* START MATERIAL TO PROCESS *

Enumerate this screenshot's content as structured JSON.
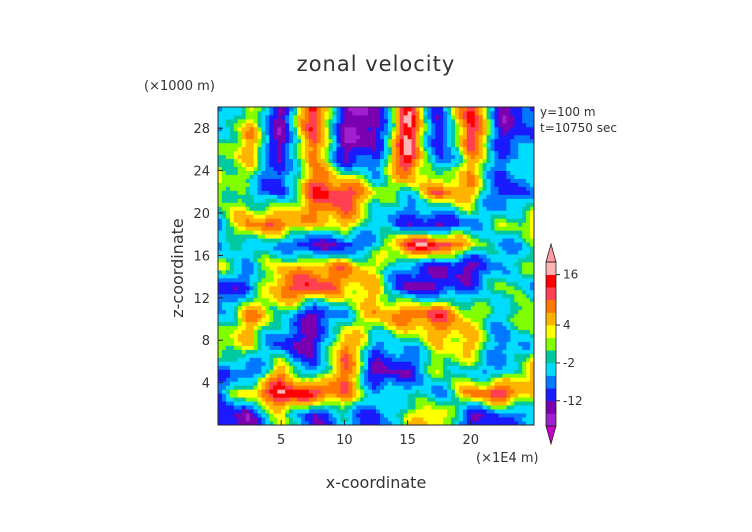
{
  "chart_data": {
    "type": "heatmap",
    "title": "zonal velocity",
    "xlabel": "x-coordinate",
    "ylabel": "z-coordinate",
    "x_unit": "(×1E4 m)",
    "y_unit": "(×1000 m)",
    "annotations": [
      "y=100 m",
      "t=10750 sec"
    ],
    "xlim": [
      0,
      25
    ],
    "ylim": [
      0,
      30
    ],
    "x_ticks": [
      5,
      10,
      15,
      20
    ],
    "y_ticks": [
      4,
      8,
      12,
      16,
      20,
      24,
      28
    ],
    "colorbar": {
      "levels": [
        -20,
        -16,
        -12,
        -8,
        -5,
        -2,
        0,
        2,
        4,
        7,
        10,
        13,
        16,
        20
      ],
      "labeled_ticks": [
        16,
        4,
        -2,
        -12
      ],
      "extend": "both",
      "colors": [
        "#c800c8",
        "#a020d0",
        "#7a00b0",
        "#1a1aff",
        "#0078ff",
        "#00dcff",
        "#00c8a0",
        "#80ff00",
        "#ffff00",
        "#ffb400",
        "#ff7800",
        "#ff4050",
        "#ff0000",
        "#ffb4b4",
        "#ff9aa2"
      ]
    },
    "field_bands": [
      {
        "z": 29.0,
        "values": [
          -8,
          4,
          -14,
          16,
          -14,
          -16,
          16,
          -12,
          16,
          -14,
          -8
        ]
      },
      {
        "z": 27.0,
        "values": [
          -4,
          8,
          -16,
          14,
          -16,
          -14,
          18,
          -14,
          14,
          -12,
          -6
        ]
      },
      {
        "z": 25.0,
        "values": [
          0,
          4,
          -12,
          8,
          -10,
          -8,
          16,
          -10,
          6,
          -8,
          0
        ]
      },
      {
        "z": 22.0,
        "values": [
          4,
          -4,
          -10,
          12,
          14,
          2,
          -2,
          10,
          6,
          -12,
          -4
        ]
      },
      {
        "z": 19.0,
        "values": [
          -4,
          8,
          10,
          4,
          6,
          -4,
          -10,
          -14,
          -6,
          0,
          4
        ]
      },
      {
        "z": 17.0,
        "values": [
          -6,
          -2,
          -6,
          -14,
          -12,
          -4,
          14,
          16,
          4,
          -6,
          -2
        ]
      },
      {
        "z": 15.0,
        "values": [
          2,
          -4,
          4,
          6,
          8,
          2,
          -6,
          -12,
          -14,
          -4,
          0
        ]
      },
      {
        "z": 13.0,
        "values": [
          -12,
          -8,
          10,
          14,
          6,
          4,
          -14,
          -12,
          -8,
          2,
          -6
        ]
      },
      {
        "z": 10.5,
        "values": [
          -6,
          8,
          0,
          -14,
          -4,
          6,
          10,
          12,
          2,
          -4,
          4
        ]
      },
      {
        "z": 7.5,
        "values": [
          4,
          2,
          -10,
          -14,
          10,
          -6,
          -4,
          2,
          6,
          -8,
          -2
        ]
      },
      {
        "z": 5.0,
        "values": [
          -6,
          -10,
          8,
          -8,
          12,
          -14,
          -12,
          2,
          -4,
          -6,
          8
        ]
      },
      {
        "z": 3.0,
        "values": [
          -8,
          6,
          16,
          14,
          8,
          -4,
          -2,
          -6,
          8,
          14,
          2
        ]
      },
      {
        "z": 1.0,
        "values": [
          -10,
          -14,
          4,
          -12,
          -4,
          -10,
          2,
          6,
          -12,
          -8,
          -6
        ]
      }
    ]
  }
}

* END MATERIAL TO PROCESS *

**TASK TO COMPLETE:**
Drop the pictures and reproduce the rest of the entries above exactly.

**FINISHED ANSWER:**
Enumerate this screenshot's content as structured JSON.
{
  "chart_data": {
    "type": "heatmap",
    "title": "zonal velocity",
    "xlabel": "x-coordinate",
    "ylabel": "z-coordinate",
    "x_unit": "(×1E4 m)",
    "y_unit": "(×1000 m)",
    "annotations": [
      "y=100 m",
      "t=10750 sec"
    ],
    "xlim": [
      0,
      25
    ],
    "ylim": [
      0,
      30
    ],
    "x_ticks": [
      5,
      10,
      15,
      20
    ],
    "y_ticks": [
      4,
      8,
      12,
      16,
      20,
      24,
      28
    ],
    "colorbar": {
      "levels": [
        -20,
        -16,
        -12,
        -8,
        -5,
        -2,
        0,
        2,
        4,
        7,
        10,
        13,
        16,
        20
      ],
      "labeled_ticks": [
        16,
        4,
        -2,
        -12
      ],
      "extend": "both",
      "colors": [
        "#c800c8",
        "#a020d0",
        "#7a00b0",
        "#1a1aff",
        "#0078ff",
        "#00dcff",
        "#00c8a0",
        "#80ff00",
        "#ffff00",
        "#ffb400",
        "#ff7800",
        "#ff4050",
        "#ff0000",
        "#ffb4b4",
        "#ff9aa2"
      ]
    },
    "field_bands": [
      {
        "z": 29.0,
        "values": [
          -8,
          4,
          -14,
          16,
          -14,
          -16,
          16,
          -12,
          16,
          -14,
          -8
        ]
      },
      {
        "z": 27.0,
        "values": [
          -4,
          8,
          -16,
          14,
          -16,
          -14,
          18,
          -14,
          14,
          -12,
          -6
        ]
      },
      {
        "z": 25.0,
        "values": [
          0,
          4,
          -12,
          8,
          -10,
          -8,
          16,
          -10,
          6,
          -8,
          0
        ]
      },
      {
        "z": 22.0,
        "values": [
          4,
          -4,
          -10,
          12,
          14,
          2,
          -2,
          10,
          6,
          -12,
          -4
        ]
      },
      {
        "z": 19.0,
        "values": [
          -4,
          8,
          10,
          4,
          6,
          -4,
          -10,
          -14,
          -6,
          0,
          4
        ]
      },
      {
        "z": 17.0,
        "values": [
          -6,
          -2,
          -6,
          -14,
          -12,
          -4,
          14,
          16,
          4,
          -6,
          -2
        ]
      },
      {
        "z": 15.0,
        "values": [
          2,
          -4,
          4,
          6,
          8,
          2,
          -6,
          -12,
          -14,
          -4,
          0
        ]
      },
      {
        "z": 13.0,
        "values": [
          -12,
          -8,
          10,
          14,
          6,
          4,
          -14,
          -12,
          -8,
          2,
          -6
        ]
      },
      {
        "z": 10.5,
        "values": [
          -6,
          8,
          0,
          -14,
          -4,
          6,
          10,
          12,
          2,
          -4,
          4
        ]
      },
      {
        "z": 7.5,
        "values": [
          4,
          2,
          -10,
          -14,
          10,
          -6,
          -4,
          2,
          6,
          -8,
          -2
        ]
      },
      {
        "z": 5.0,
        "values": [
          -6,
          -10,
          8,
          -8,
          12,
          -14,
          -12,
          2,
          -4,
          -6,
          8
        ]
      },
      {
        "z": 3.0,
        "values": [
          -8,
          6,
          16,
          14,
          8,
          -4,
          -2,
          -6,
          8,
          14,
          2
        ]
      },
      {
        "z": 1.0,
        "values": [
          -10,
          -14,
          4,
          -12,
          -4,
          -10,
          2,
          6,
          -12,
          -8,
          -6
        ]
      }
    ]
  }
}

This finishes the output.